[Saved data entries]
============

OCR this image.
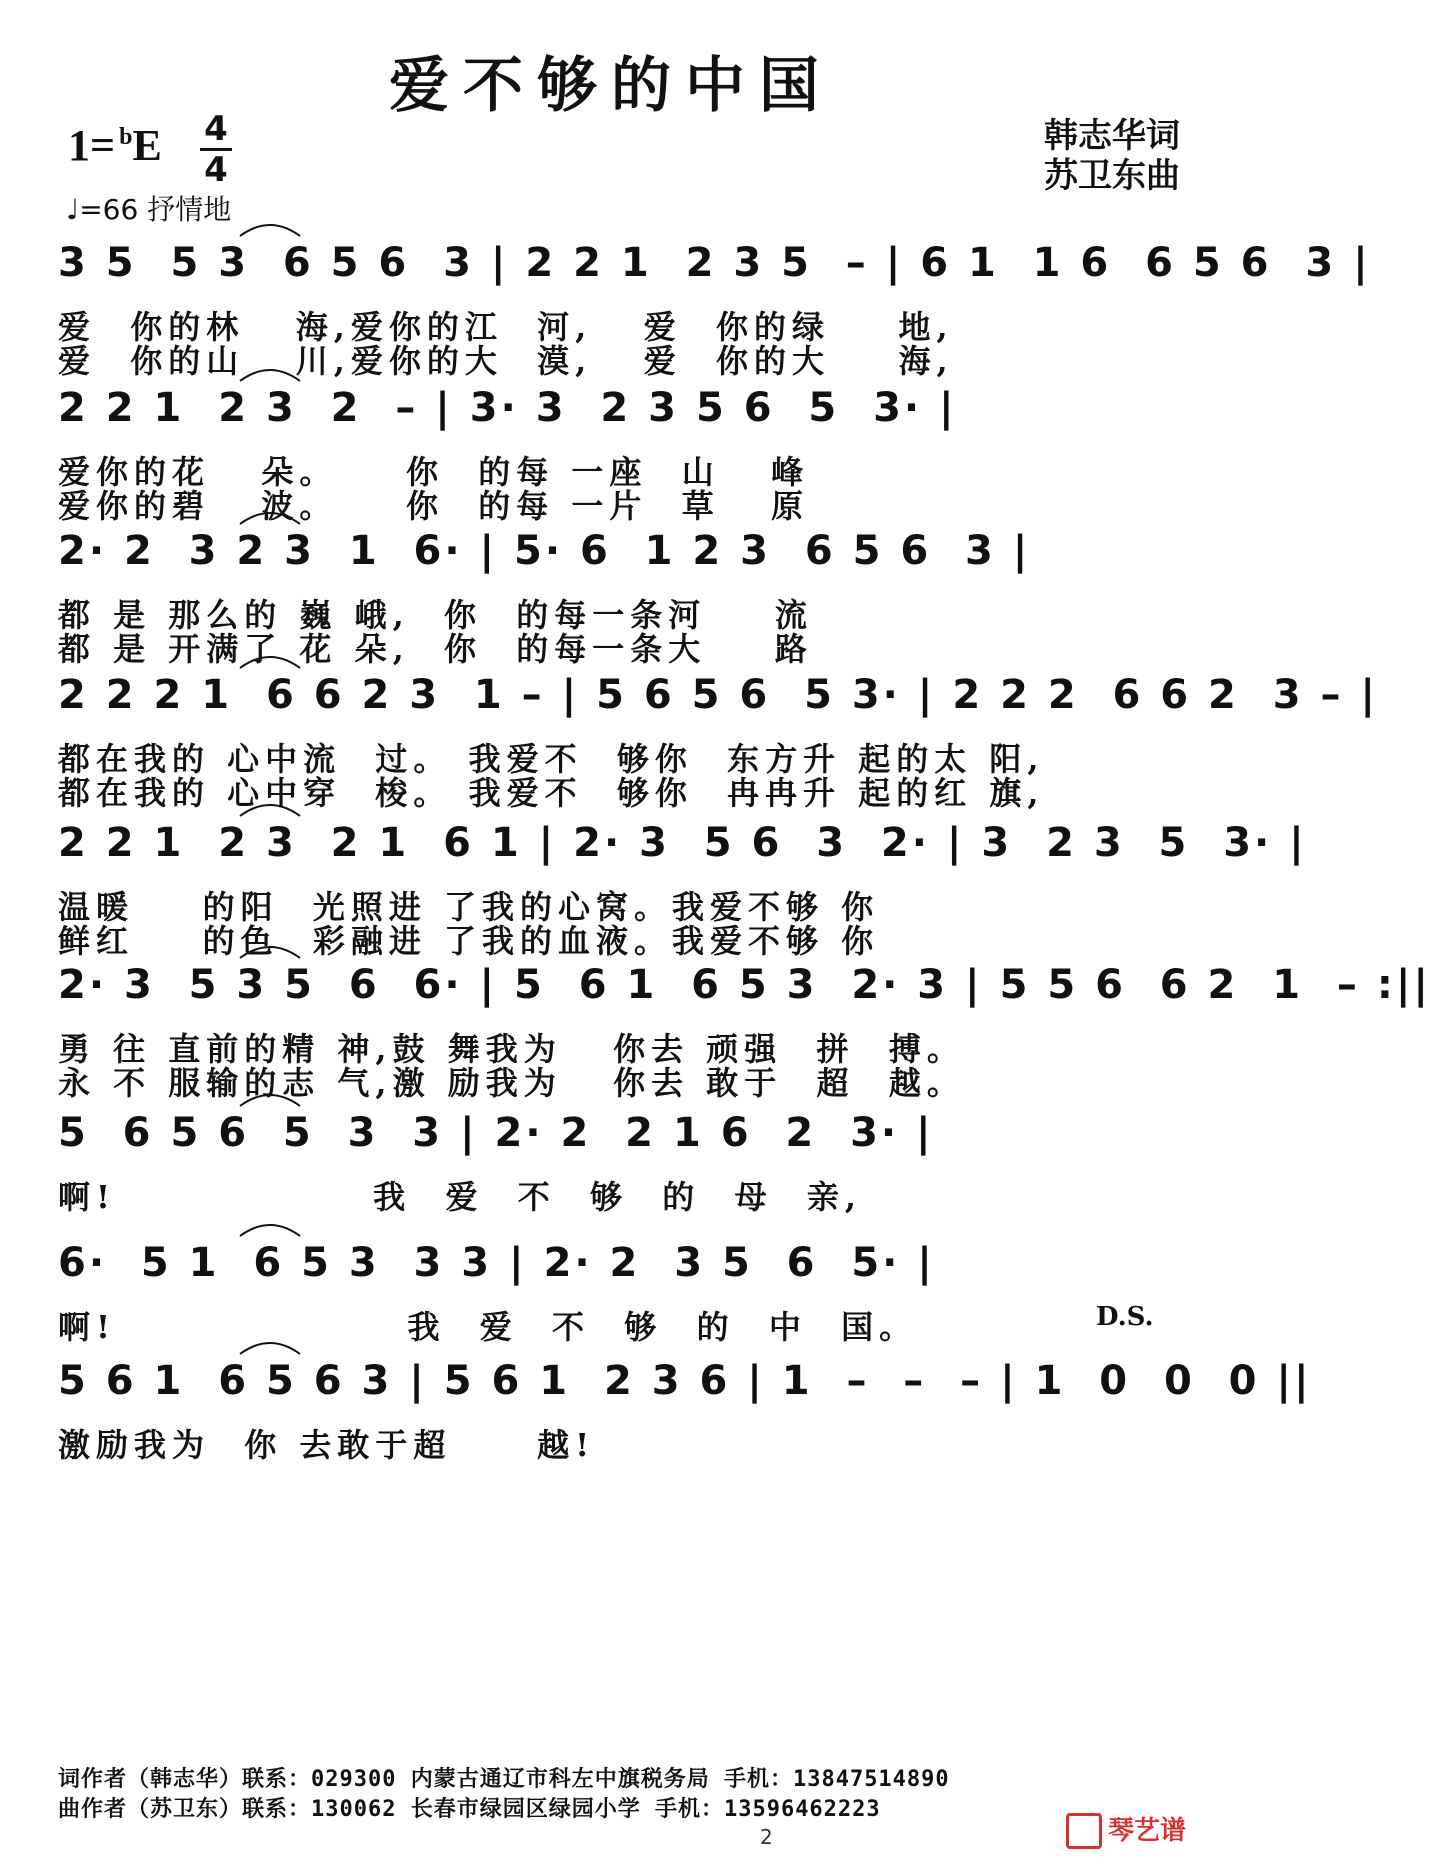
爱不够的中国
1= $^b$E 4
4
♩=66 抒情地
韩志华词
苏卫东曲
3 5  5 3  6 5 6  3 | 2 2 1  2 3 5  – | 6 1  1 6  6 5 6  3 |
爱  你的林   海,爱你的江  河,   爱  你的绿    地,
爱  你的山   川,爱你的大  漠,   爱  你的大    海,
2 2 1  2 3  2  – | 3· 3  2 3 5 6  5  3· |
爱你的花   朵。    你  的每 一座  山   峰
爱你的碧   波。    你  的每 一片  草   原
2· 2  3 2 3  1  6· | 5· 6  1 2 3  6 5 6  3 |
都 是 那么的 巍 峨,  你  的每一条河    流
都 是 开满了 花 朵,  你  的每一条大    路
2 2 2 1  6 6 2 3  1 – | 5 6 5 6  5 3· | 2 2 2  6 6 2  3 – |
都在我的 心中流  过。 我爱不  够你  东方升 起的太 阳,
都在我的 心中穿  梭。 我爱不  够你  冉冉升 起的红 旗,
2 2 1  2 3  2 1  6 1 | 2· 3  5 6  3  2· | 3  2 3  5  3· |
温暖    的阳  光照进 了我的心窝。我爱不够 你
鲜红    的色  彩融进 了我的血液。我爱不够 你
2· 3  5 3 5  6  6· | 5  6 1  6 5 3  2· 3 | 5 5 6  6 2  1  – :||
勇 往 直前的精 神,鼓 舞我为   你去 顽强  拼  搏。
永 不 服输的志 气,激 励我为   你去 敢于  超  越。
5  6 5 6  5  3  3 | 2· 2  2 1 6  2  3· |
啊!               我  爱  不  够  的  母  亲,
6·  5 1  6 5 3  3 3 | 2· 2  3 5  6  5· |
啊!                 我  爱  不  够  的  中  国。	D.S.
5 6 1  6 5 6 3 | 5 6 1  2 3 6 | 1  –  –  – | 1  0  0  0 ||
激励我为  你 去敢于超     越!
词作者（韩志华）联系：029300 内蒙古通辽市科左中旗税务局 手机：13847514890
曲作者（苏卫东）联系：130062 长春市绿园区绿园小学 手机：13596462223
2	琴艺谱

============

**WHAT NEEDS TO BE DONE**. Set down all the entries exactly as they appear, but skip any pictures.

**RESULT**.
OCR this image.
爱不够的中国
1= $^b$E 4
4
♩=66 抒情地
韩志华词
苏卫东曲
3 5  5 3  6 5 6  3 | 2 2 1  2 3 5  – | 6 1  1 6  6 5 6  3 |
爱  你的林   海,爱你的江  河,   爱  你的绿    地,
爱  你的山   川,爱你的大  漠,   爱  你的大    海,
2 2 1  2 3  2  – | 3· 3  2 3 5 6  5  3· |
爱你的花   朵。    你  的每 一座  山   峰
爱你的碧   波。    你  的每 一片  草   原
2· 2  3 2 3  1  6· | 5· 6  1 2 3  6 5 6  3 |
都 是 那么的 巍 峨,  你  的每一条河    流
都 是 开满了 花 朵,  你  的每一条大    路
2 2 2 1  6 6 2 3  1 – | 5 6 5 6  5 3· | 2 2 2  6 6 2  3 – |
都在我的 心中流  过。 我爱不  够你  东方升 起的太 阳,
都在我的 心中穿  梭。 我爱不  够你  冉冉升 起的红 旗,
2 2 1  2 3  2 1  6 1 | 2· 3  5 6  3  2· | 3  2 3  5  3· |
温暖    的阳  光照进 了我的心窝。我爱不够 你
鲜红    的色  彩融进 了我的血液。我爱不够 你
2· 3  5 3 5  6  6· | 5  6 1  6 5 3  2· 3 | 5 5 6  6 2  1  – :||
勇 往 直前的精 神,鼓 舞我为   你去 顽强  拼  搏。
永 不 服输的志 气,激 励我为   你去 敢于  超  越。
5  6 5 6  5  3  3 | 2· 2  2 1 6  2  3· |
啊!               我  爱  不  够  的  母  亲,
6·  5 1  6 5 3  3 3 | 2· 2  3 5  6  5· |
啊!                 我  爱  不  够  的  中  国。	D.S.
5 6 1  6 5 6 3 | 5 6 1  2 3 6 | 1  –  –  – | 1  0  0  0 ||
激励我为  你 去敢于超     越!
词作者（韩志华）联系：029300 内蒙古通辽市科左中旗税务局 手机：13847514890
曲作者（苏卫东）联系：130062 长春市绿园区绿园小学 手机：13596462223
2	琴艺谱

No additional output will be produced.